Saved entries:
===============

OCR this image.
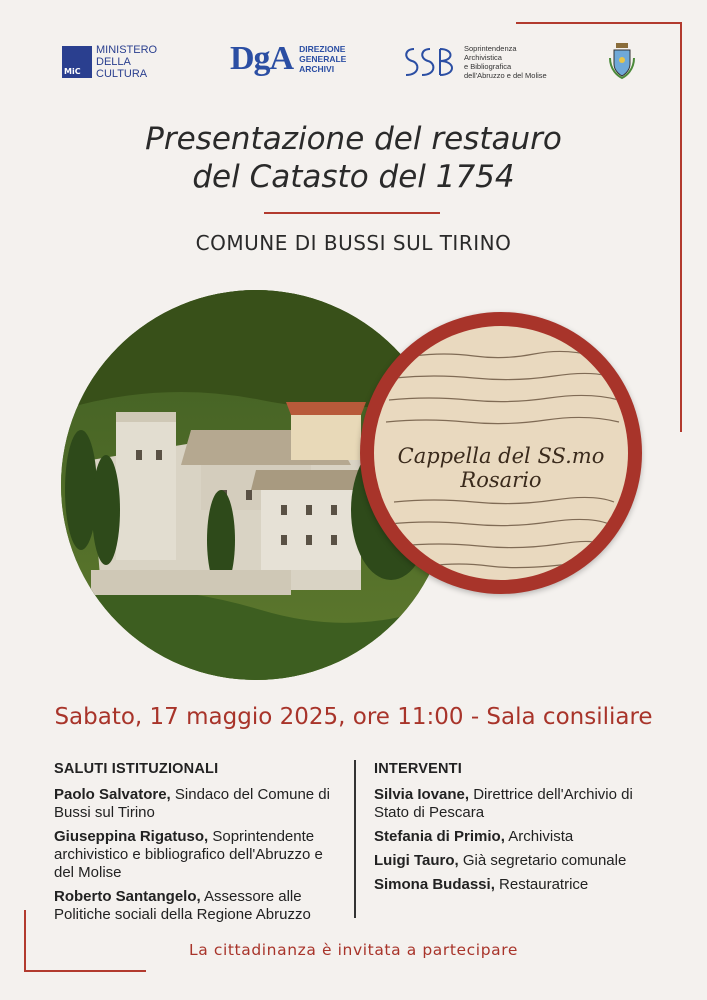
MiC
MINISTERO
DELLA
CULTURA DgA DIREZIONE
GENERALE
ARCHIVI
Soprintendenza
Archivistica
e Bibliografica
dell'Abruzzo e del Molise
Presentazione del restauro
del Catasto del 1754
COMUNE DI BUSSI SUL TIRINO
Cappella del SS.mo Rosario
Sabato, 17 maggio 2025, ore 11:00 - Sala consiliare
SALUTI ISTITUZIONALI
Paolo Salvatore, Sindaco del Comune di Bussi sul Tirino
Giuseppina Rigatuso, Soprintendente archivistico e bibliografico dell'Abruzzo e del Molise
Roberto Santangelo, Assessore alle Politiche sociali della Regione Abruzzo
INTERVENTI
Silvia Iovane, Direttrice dell'Archivio di Stato di Pescara
Stefania di Primio, Archivista
Luigi Tauro, Già segretario comunale
Simona Budassi, Restauratrice
La cittadinanza è invitata a partecipare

===============

*Brief*: How many lines of these entries hold the string "Molise"? Answer with the number alone.

*Final answer*: 2